** Input material **
=-=-=-=-=

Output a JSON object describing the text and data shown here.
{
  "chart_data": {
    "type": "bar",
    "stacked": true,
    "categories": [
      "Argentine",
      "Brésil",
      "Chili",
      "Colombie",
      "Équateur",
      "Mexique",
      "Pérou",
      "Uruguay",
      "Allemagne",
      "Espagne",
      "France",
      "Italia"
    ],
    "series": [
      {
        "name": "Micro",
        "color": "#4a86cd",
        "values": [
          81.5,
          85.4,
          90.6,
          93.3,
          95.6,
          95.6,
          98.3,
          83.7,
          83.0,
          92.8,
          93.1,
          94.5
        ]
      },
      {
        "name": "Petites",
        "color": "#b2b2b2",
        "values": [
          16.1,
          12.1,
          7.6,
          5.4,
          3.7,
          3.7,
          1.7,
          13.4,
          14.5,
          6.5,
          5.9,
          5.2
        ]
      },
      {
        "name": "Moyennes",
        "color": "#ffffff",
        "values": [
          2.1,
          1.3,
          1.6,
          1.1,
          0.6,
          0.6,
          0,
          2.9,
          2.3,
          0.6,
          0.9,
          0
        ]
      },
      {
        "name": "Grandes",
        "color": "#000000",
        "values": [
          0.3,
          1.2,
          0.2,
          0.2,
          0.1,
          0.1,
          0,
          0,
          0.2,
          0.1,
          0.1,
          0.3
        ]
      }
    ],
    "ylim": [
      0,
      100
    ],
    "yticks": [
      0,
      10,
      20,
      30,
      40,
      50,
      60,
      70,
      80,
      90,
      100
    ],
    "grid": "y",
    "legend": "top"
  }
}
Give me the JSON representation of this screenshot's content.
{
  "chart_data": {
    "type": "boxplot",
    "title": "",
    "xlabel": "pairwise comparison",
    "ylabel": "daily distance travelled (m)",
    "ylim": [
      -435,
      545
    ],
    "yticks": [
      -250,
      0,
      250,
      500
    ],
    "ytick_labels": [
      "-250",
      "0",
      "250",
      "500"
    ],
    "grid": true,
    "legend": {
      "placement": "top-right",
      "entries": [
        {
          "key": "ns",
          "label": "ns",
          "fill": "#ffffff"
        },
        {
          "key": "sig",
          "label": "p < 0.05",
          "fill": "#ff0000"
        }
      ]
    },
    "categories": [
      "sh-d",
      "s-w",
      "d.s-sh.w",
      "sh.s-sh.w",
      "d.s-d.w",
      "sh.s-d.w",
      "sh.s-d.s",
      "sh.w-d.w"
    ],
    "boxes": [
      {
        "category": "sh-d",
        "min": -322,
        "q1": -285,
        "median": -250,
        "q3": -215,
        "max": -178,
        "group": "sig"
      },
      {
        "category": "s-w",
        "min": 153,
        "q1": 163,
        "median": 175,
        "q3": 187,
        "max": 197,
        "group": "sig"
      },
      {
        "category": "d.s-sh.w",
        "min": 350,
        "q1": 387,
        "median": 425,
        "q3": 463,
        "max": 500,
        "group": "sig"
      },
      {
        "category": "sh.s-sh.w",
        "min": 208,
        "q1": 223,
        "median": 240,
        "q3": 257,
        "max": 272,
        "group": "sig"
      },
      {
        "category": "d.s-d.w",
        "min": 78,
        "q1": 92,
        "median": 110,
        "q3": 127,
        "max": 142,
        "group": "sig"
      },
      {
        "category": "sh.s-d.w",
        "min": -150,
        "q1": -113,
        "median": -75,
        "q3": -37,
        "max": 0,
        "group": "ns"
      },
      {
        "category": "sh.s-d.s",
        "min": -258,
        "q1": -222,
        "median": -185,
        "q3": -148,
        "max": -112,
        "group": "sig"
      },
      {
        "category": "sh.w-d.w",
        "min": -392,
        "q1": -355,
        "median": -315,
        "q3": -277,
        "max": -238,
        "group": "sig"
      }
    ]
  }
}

=-=-=-=-=

** Written request **
All of the data needs to be reproduced exactly, with no line missing.

** Task result **
Output a JSON object describing the text and data shown here.
{
  "chart_data": {
    "type": "bar",
    "stacked": true,
    "categories": [
      "Argentine",
      "Brésil",
      "Chili",
      "Colombie",
      "Équateur",
      "Mexique",
      "Pérou",
      "Uruguay",
      "Allemagne",
      "Espagne",
      "France",
      "Italia"
    ],
    "series": [
      {
        "name": "Micro",
        "color": "#4a86cd",
        "values": [
          81.5,
          85.4,
          90.6,
          93.3,
          95.6,
          95.6,
          98.3,
          83.7,
          83.0,
          92.8,
          93.1,
          94.5
        ]
      },
      {
        "name": "Petites",
        "color": "#b2b2b2",
        "values": [
          16.1,
          12.1,
          7.6,
          5.4,
          3.7,
          3.7,
          1.7,
          13.4,
          14.5,
          6.5,
          5.9,
          5.2
        ]
      },
      {
        "name": "Moyennes",
        "color": "#ffffff",
        "values": [
          2.1,
          1.3,
          1.6,
          1.1,
          0.6,
          0.6,
          0,
          2.9,
          2.3,
          0.6,
          0.9,
          0
        ]
      },
      {
        "name": "Grandes",
        "color": "#000000",
        "values": [
          0.3,
          1.2,
          0.2,
          0.2,
          0.1,
          0.1,
          0,
          0,
          0.2,
          0.1,
          0.1,
          0.3
        ]
      }
    ],
    "ylim": [
      0,
      100
    ],
    "yticks": [
      0,
      10,
      20,
      30,
      40,
      50,
      60,
      70,
      80,
      90,
      100
    ],
    "grid": "y",
    "legend": "top"
  }
}
Give me the JSON representation of this screenshot's content.
{
  "chart_data": {
    "type": "boxplot",
    "title": "",
    "xlabel": "pairwise comparison",
    "ylabel": "daily distance travelled (m)",
    "ylim": [
      -435,
      545
    ],
    "yticks": [
      -250,
      0,
      250,
      500
    ],
    "ytick_labels": [
      "-250",
      "0",
      "250",
      "500"
    ],
    "grid": true,
    "legend": {
      "placement": "top-right",
      "entries": [
        {
          "key": "ns",
          "label": "ns",
          "fill": "#ffffff"
        },
        {
          "key": "sig",
          "label": "p < 0.05",
          "fill": "#ff0000"
        }
      ]
    },
    "categories": [
      "sh-d",
      "s-w",
      "d.s-sh.w",
      "sh.s-sh.w",
      "d.s-d.w",
      "sh.s-d.w",
      "sh.s-d.s",
      "sh.w-d.w"
    ],
    "boxes": [
      {
        "category": "sh-d",
        "min": -322,
        "q1": -285,
        "median": -250,
        "q3": -215,
        "max": -178,
        "group": "sig"
      },
      {
        "category": "s-w",
        "min": 153,
        "q1": 163,
        "median": 175,
        "q3": 187,
        "max": 197,
        "group": "sig"
      },
      {
        "category": "d.s-sh.w",
        "min": 350,
        "q1": 387,
        "median": 425,
        "q3": 463,
        "max": 500,
        "group": "sig"
      },
      {
        "category": "sh.s-sh.w",
        "min": 208,
        "q1": 223,
        "median": 240,
        "q3": 257,
        "max": 272,
        "group": "sig"
      },
      {
        "category": "d.s-d.w",
        "min": 78,
        "q1": 92,
        "median": 110,
        "q3": 127,
        "max": 142,
        "group": "sig"
      },
      {
        "category": "sh.s-d.w",
        "min": -150,
        "q1": -113,
        "median": -75,
        "q3": -37,
        "max": 0,
        "group": "ns"
      },
      {
        "category": "sh.s-d.s",
        "min": -258,
        "q1": -222,
        "median": -185,
        "q3": -148,
        "max": -112,
        "group": "sig"
      },
      {
        "category": "sh.w-d.w",
        "min": -392,
        "q1": -355,
        "median": -315,
        "q3": -277,
        "max": -238,
        "group": "sig"
      }
    ]
  }
}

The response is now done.